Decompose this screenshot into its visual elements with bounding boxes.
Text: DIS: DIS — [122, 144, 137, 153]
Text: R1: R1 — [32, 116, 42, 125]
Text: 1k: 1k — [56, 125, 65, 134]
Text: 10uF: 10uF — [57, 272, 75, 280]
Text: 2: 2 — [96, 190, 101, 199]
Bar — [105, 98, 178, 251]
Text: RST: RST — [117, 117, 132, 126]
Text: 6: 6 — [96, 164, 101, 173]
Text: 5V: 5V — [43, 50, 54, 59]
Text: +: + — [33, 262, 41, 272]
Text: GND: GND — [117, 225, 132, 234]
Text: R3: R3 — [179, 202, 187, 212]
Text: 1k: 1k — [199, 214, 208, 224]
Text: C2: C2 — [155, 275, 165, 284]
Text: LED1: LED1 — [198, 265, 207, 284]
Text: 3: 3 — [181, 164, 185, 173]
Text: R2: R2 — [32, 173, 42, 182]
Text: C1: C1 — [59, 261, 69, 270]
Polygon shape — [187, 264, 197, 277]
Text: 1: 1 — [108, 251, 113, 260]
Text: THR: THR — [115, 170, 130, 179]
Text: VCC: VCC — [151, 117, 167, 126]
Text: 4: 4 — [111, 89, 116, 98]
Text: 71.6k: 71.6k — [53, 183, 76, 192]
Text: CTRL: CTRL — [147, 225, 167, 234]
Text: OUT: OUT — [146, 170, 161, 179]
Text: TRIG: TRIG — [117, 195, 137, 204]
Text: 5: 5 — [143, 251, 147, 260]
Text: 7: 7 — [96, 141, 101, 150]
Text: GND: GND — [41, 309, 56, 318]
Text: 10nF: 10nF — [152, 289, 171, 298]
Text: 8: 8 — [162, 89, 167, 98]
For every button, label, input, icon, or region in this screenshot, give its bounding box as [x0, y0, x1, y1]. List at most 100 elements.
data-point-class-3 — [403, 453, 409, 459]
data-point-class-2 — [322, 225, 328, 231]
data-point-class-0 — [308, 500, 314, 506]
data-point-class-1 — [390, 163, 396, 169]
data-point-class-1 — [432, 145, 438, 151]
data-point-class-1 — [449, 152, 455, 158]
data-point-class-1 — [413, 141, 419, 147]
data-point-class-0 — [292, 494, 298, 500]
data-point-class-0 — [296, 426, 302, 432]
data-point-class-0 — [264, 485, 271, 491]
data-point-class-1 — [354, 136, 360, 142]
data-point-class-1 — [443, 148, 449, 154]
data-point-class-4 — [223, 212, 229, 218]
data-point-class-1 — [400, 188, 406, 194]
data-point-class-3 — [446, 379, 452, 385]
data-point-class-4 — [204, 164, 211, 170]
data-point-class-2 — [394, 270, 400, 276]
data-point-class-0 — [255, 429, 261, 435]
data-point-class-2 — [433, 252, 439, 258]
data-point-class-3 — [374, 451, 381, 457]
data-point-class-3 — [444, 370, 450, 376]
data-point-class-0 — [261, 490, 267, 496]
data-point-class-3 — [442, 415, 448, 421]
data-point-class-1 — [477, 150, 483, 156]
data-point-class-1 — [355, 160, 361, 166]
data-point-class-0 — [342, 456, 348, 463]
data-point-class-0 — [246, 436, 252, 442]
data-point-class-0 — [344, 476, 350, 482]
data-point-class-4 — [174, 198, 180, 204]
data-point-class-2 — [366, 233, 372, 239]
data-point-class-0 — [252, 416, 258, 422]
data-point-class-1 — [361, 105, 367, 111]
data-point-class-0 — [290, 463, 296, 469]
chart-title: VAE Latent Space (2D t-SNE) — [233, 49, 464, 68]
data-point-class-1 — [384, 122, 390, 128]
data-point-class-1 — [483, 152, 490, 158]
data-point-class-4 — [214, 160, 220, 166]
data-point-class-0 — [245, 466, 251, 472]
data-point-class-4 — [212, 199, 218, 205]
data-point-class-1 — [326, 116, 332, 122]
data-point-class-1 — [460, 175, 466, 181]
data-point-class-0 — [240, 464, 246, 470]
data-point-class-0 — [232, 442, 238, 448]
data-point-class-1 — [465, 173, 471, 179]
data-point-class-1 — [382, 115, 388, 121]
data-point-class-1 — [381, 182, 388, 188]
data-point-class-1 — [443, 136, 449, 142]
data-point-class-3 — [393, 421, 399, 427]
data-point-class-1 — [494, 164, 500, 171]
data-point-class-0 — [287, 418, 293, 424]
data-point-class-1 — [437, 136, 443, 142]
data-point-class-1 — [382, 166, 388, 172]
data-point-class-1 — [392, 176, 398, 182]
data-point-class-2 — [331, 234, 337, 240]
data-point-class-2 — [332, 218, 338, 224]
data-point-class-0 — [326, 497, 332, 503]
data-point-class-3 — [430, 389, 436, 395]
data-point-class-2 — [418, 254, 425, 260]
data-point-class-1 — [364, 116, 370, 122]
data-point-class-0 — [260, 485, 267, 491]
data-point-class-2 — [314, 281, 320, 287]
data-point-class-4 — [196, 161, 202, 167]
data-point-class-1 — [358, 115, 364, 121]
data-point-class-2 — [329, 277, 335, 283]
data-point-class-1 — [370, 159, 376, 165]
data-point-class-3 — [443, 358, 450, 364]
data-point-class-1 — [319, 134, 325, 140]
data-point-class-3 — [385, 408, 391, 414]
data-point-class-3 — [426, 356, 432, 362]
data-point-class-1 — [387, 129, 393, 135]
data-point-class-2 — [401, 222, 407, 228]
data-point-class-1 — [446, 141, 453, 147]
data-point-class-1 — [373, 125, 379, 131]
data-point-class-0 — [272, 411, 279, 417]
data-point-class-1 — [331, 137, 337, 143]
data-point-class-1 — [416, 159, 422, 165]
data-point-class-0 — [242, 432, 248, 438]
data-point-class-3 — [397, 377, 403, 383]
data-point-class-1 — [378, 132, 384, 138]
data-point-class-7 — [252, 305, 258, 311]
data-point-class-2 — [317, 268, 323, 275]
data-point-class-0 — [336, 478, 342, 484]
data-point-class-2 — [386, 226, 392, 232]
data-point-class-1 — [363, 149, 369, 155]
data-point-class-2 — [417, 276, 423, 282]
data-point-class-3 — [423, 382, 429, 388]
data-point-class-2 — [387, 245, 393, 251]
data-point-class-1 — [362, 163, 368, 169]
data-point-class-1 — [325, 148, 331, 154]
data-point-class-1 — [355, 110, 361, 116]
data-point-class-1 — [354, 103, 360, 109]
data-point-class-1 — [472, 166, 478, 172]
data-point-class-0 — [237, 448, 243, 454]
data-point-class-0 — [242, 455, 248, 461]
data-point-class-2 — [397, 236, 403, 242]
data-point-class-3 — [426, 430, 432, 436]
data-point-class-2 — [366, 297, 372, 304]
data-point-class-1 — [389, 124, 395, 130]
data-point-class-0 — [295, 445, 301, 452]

* [Required work]
Copy all of the material above word for word, keeping every line in its original order.

* [Problem solution]
Decompose this screenshot into its visual elements with bounding boxes.
Text: DIS: DIS — [122, 144, 137, 153]
Text: R1: R1 — [32, 116, 42, 125]
Text: 1k: 1k — [56, 125, 65, 134]
Text: 10uF: 10uF — [57, 272, 75, 280]
Text: 2: 2 — [96, 190, 101, 199]
Bar — [105, 98, 178, 251]
Text: RST: RST — [117, 117, 132, 126]
Text: 6: 6 — [96, 164, 101, 173]
Text: 5V: 5V — [43, 50, 54, 59]
Text: +: + — [33, 262, 41, 272]
Text: GND: GND — [117, 225, 132, 234]
Text: R3: R3 — [179, 202, 187, 212]
Text: 1k: 1k — [199, 214, 208, 224]
Text: C2: C2 — [155, 275, 165, 284]
Text: LED1: LED1 — [198, 265, 207, 284]
Text: 3: 3 — [181, 164, 185, 173]
Text: R2: R2 — [32, 173, 42, 182]
Text: C1: C1 — [59, 261, 69, 270]
Polygon shape — [187, 264, 197, 277]
Text: 1: 1 — [108, 251, 113, 260]
Text: THR: THR — [115, 170, 130, 179]
Text: VCC: VCC — [151, 117, 167, 126]
Text: 4: 4 — [111, 89, 116, 98]
Text: 71.6k: 71.6k — [53, 183, 76, 192]
Text: CTRL: CTRL — [147, 225, 167, 234]
Text: OUT: OUT — [146, 170, 161, 179]
Text: TRIG: TRIG — [117, 195, 137, 204]
Text: 5: 5 — [143, 251, 147, 260]
Text: 7: 7 — [96, 141, 101, 150]
Text: GND: GND — [41, 309, 56, 318]
Text: 10nF: 10nF — [152, 289, 171, 298]
Text: 8: 8 — [162, 89, 167, 98]
For every button, label, input, icon, or region in this screenshot, give its bounding box as [x0, y0, x1, y1]. List at most 100 elements.
data-point-class-3 — [403, 453, 409, 459]
data-point-class-2 — [322, 225, 328, 231]
data-point-class-0 — [308, 500, 314, 506]
data-point-class-1 — [390, 163, 396, 169]
data-point-class-1 — [432, 145, 438, 151]
data-point-class-1 — [449, 152, 455, 158]
data-point-class-1 — [413, 141, 419, 147]
data-point-class-0 — [292, 494, 298, 500]
data-point-class-0 — [296, 426, 302, 432]
data-point-class-0 — [264, 485, 271, 491]
data-point-class-1 — [354, 136, 360, 142]
data-point-class-1 — [443, 148, 449, 154]
data-point-class-4 — [223, 212, 229, 218]
data-point-class-1 — [400, 188, 406, 194]
data-point-class-3 — [446, 379, 452, 385]
data-point-class-4 — [204, 164, 211, 170]
data-point-class-2 — [394, 270, 400, 276]
data-point-class-0 — [255, 429, 261, 435]
data-point-class-2 — [433, 252, 439, 258]
data-point-class-3 — [374, 451, 381, 457]
data-point-class-3 — [444, 370, 450, 376]
data-point-class-0 — [261, 490, 267, 496]
data-point-class-3 — [442, 415, 448, 421]
data-point-class-1 — [477, 150, 483, 156]
data-point-class-1 — [355, 160, 361, 166]
data-point-class-0 — [342, 456, 348, 463]
data-point-class-0 — [246, 436, 252, 442]
data-point-class-0 — [344, 476, 350, 482]
data-point-class-4 — [174, 198, 180, 204]
data-point-class-2 — [366, 233, 372, 239]
data-point-class-0 — [252, 416, 258, 422]
data-point-class-1 — [361, 105, 367, 111]
data-point-class-0 — [290, 463, 296, 469]
chart-title: VAE Latent Space (2D t-SNE) — [233, 49, 464, 68]
data-point-class-1 — [384, 122, 390, 128]
data-point-class-1 — [483, 152, 490, 158]
data-point-class-4 — [214, 160, 220, 166]
data-point-class-0 — [245, 466, 251, 472]
data-point-class-4 — [212, 199, 218, 205]
data-point-class-1 — [326, 116, 332, 122]
data-point-class-1 — [460, 175, 466, 181]
data-point-class-0 — [240, 464, 246, 470]
data-point-class-0 — [232, 442, 238, 448]
data-point-class-1 — [465, 173, 471, 179]
data-point-class-1 — [382, 115, 388, 121]
data-point-class-1 — [381, 182, 388, 188]
data-point-class-1 — [443, 136, 449, 142]
data-point-class-3 — [393, 421, 399, 427]
data-point-class-1 — [494, 164, 500, 171]
data-point-class-0 — [287, 418, 293, 424]
data-point-class-1 — [437, 136, 443, 142]
data-point-class-1 — [382, 166, 388, 172]
data-point-class-1 — [392, 176, 398, 182]
data-point-class-2 — [331, 234, 337, 240]
data-point-class-2 — [332, 218, 338, 224]
data-point-class-0 — [326, 497, 332, 503]
data-point-class-3 — [430, 389, 436, 395]
data-point-class-2 — [418, 254, 425, 260]
data-point-class-1 — [364, 116, 370, 122]
data-point-class-0 — [260, 485, 267, 491]
data-point-class-2 — [314, 281, 320, 287]
data-point-class-4 — [196, 161, 202, 167]
data-point-class-1 — [358, 115, 364, 121]
data-point-class-2 — [329, 277, 335, 283]
data-point-class-1 — [370, 159, 376, 165]
data-point-class-3 — [443, 358, 450, 364]
data-point-class-1 — [319, 134, 325, 140]
data-point-class-3 — [385, 408, 391, 414]
data-point-class-3 — [426, 356, 432, 362]
data-point-class-1 — [387, 129, 393, 135]
data-point-class-2 — [401, 222, 407, 228]
data-point-class-1 — [446, 141, 453, 147]
data-point-class-1 — [373, 125, 379, 131]
data-point-class-0 — [272, 411, 279, 417]
data-point-class-1 — [331, 137, 337, 143]
data-point-class-1 — [416, 159, 422, 165]
data-point-class-0 — [242, 432, 248, 438]
data-point-class-3 — [397, 377, 403, 383]
data-point-class-1 — [378, 132, 384, 138]
data-point-class-7 — [252, 305, 258, 311]
data-point-class-2 — [317, 268, 323, 275]
data-point-class-0 — [336, 478, 342, 484]
data-point-class-2 — [386, 226, 392, 232]
data-point-class-1 — [363, 149, 369, 155]
data-point-class-2 — [417, 276, 423, 282]
data-point-class-3 — [423, 382, 429, 388]
data-point-class-2 — [387, 245, 393, 251]
data-point-class-1 — [362, 163, 368, 169]
data-point-class-1 — [325, 148, 331, 154]
data-point-class-1 — [355, 110, 361, 116]
data-point-class-1 — [354, 103, 360, 109]
data-point-class-1 — [472, 166, 478, 172]
data-point-class-0 — [237, 448, 243, 454]
data-point-class-0 — [242, 455, 248, 461]
data-point-class-2 — [397, 236, 403, 242]
data-point-class-3 — [426, 430, 432, 436]
data-point-class-2 — [366, 297, 372, 304]
data-point-class-1 — [389, 124, 395, 130]
data-point-class-0 — [295, 445, 301, 452]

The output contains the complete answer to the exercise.